* _Record extracts_
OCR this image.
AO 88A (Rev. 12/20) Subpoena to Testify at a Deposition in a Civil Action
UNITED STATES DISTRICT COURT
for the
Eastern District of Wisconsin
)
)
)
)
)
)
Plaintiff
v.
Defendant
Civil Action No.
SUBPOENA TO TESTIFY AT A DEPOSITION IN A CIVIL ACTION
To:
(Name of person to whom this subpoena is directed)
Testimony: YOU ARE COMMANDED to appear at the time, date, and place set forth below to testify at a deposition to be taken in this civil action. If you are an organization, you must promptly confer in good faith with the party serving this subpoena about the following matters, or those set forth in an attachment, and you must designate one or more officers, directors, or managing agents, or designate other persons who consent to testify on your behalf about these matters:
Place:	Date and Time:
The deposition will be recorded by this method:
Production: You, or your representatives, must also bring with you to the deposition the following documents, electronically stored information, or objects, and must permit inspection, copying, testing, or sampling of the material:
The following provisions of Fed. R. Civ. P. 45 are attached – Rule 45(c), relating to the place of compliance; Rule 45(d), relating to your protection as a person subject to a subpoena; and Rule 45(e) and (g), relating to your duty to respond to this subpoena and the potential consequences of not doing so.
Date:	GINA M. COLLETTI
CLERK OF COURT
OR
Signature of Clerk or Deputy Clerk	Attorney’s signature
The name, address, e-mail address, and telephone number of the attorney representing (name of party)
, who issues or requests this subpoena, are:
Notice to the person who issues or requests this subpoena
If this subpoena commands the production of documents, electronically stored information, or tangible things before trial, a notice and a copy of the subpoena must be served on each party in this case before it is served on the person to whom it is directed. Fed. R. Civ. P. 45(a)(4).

* _Requirements_
Reply with nothing but the number of lines in the data above that contain "directed".

* _Solved problem_
2